* **Input material**:
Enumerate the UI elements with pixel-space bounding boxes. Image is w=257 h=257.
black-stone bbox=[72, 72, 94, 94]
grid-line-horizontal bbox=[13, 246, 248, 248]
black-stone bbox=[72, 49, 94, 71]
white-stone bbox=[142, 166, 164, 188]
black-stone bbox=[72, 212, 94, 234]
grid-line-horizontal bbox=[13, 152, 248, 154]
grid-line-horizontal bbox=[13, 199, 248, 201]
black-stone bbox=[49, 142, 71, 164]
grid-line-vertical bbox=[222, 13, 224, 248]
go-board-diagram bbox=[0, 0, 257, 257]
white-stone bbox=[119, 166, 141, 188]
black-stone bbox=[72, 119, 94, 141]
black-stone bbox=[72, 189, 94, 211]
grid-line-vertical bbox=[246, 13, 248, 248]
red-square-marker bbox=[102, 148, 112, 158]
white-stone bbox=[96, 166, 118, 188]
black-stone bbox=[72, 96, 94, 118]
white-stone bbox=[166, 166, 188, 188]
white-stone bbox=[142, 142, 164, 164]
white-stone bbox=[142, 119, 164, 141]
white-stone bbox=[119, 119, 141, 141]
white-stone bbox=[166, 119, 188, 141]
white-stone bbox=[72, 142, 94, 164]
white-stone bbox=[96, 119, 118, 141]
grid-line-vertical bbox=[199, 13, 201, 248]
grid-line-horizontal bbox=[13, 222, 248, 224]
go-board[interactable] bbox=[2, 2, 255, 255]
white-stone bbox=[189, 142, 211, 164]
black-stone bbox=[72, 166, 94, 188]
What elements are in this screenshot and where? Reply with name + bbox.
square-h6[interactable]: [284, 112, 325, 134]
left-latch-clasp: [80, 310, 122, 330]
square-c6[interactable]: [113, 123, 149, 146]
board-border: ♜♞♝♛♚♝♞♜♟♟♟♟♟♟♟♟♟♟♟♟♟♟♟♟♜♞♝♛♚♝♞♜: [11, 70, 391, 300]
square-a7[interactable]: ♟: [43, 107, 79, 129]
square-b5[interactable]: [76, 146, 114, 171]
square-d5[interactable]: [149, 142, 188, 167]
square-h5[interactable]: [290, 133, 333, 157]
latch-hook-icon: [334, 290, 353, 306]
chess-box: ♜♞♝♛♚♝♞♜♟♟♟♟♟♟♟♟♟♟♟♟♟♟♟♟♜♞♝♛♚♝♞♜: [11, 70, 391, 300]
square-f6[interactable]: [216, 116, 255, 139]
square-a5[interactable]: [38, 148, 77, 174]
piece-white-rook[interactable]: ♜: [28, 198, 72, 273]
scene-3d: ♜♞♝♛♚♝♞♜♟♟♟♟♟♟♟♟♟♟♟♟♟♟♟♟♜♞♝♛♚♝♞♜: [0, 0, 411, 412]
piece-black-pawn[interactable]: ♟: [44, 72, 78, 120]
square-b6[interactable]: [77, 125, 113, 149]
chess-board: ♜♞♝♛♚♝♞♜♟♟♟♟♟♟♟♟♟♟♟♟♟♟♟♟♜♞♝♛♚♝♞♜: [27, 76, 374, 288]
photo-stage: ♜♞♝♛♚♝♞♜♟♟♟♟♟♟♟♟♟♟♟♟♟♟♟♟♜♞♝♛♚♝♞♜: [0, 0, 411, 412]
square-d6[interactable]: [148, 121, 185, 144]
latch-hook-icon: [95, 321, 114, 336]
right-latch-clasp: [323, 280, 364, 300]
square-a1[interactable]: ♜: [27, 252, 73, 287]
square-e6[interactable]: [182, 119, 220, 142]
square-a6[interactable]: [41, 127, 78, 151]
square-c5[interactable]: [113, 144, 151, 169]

* **What you should do**: Put every line of the records above into a numbered list, leaving out any blank lines.

* **Output of the task**:
1. Enumerate the UI elements with pixel-space bounding boxes. Image is w=257 h=257.
2. black-stone bbox=[72, 72, 94, 94]
3. grid-line-horizontal bbox=[13, 246, 248, 248]
4. black-stone bbox=[72, 49, 94, 71]
5. white-stone bbox=[142, 166, 164, 188]
6. black-stone bbox=[72, 212, 94, 234]
7. grid-line-horizontal bbox=[13, 152, 248, 154]
8. grid-line-horizontal bbox=[13, 199, 248, 201]
9. black-stone bbox=[49, 142, 71, 164]
10. grid-line-vertical bbox=[222, 13, 224, 248]
11. go-board-diagram bbox=[0, 0, 257, 257]
12. white-stone bbox=[119, 166, 141, 188]
13. black-stone bbox=[72, 119, 94, 141]
14. black-stone bbox=[72, 189, 94, 211]
15. grid-line-vertical bbox=[246, 13, 248, 248]
16. red-square-marker bbox=[102, 148, 112, 158]
17. white-stone bbox=[96, 166, 118, 188]
18. black-stone bbox=[72, 96, 94, 118]
19. white-stone bbox=[166, 166, 188, 188]
20. white-stone bbox=[142, 142, 164, 164]
21. white-stone bbox=[142, 119, 164, 141]
22. white-stone bbox=[119, 119, 141, 141]
23. white-stone bbox=[166, 119, 188, 141]
24. white-stone bbox=[72, 142, 94, 164]
25. white-stone bbox=[96, 119, 118, 141]
26. grid-line-vertical bbox=[199, 13, 201, 248]
27. grid-line-horizontal bbox=[13, 222, 248, 224]
28. go-board[interactable] bbox=[2, 2, 255, 255]
29. white-stone bbox=[189, 142, 211, 164]
30. black-stone bbox=[72, 166, 94, 188]
31. What elements are in this screenshot and where? Reply with name + bbox.
32. square-h6[interactable]: [284, 112, 325, 134]
33. left-latch-clasp: [80, 310, 122, 330]
34. square-c6[interactable]: [113, 123, 149, 146]
35. board-border: ♜♞♝♛♚♝♞♜♟♟♟♟♟♟♟♟♟♟♟♟♟♟♟♟♜♞♝♛♚♝♞♜: [11, 70, 391, 300]
36. square-a7[interactable]: ♟: [43, 107, 79, 129]
37. square-b5[interactable]: [76, 146, 114, 171]
38. square-d5[interactable]: [149, 142, 188, 167]
39. square-h5[interactable]: [290, 133, 333, 157]
40. latch-hook-icon: [334, 290, 353, 306]
41. chess-box: ♜♞♝♛♚♝♞♜♟♟♟♟♟♟♟♟♟♟♟♟♟♟♟♟♜♞♝♛♚♝♞♜: [11, 70, 391, 300]
42. square-f6[interactable]: [216, 116, 255, 139]
43. square-a5[interactable]: [38, 148, 77, 174]
44. piece-white-rook[interactable]: ♜: [28, 198, 72, 273]
45. scene-3d: ♜♞♝♛♚♝♞♜♟♟♟♟♟♟♟♟♟♟♟♟♟♟♟♟♜♞♝♛♚♝♞♜: [0, 0, 411, 412]
46. piece-black-pawn[interactable]: ♟: [44, 72, 78, 120]
47. square-b6[interactable]: [77, 125, 113, 149]
48. chess-board: ♜♞♝♛♚♝♞♜♟♟♟♟♟♟♟♟♟♟♟♟♟♟♟♟♜♞♝♛♚♝♞♜: [27, 76, 374, 288]
49. photo-stage: ♜♞♝♛♚♝♞♜♟♟♟♟♟♟♟♟♟♟♟♟♟♟♟♟♜♞♝♛♚♝♞♜: [0, 0, 411, 412]
50. square-d6[interactable]: [148, 121, 185, 144]
51. latch-hook-icon: [95, 321, 114, 336]
52. right-latch-clasp: [323, 280, 364, 300]
53. square-a1[interactable]: ♜: [27, 252, 73, 287]
54. square-e6[interactable]: [182, 119, 220, 142]
55. square-a6[interactable]: [41, 127, 78, 151]
56. square-c5[interactable]: [113, 144, 151, 169]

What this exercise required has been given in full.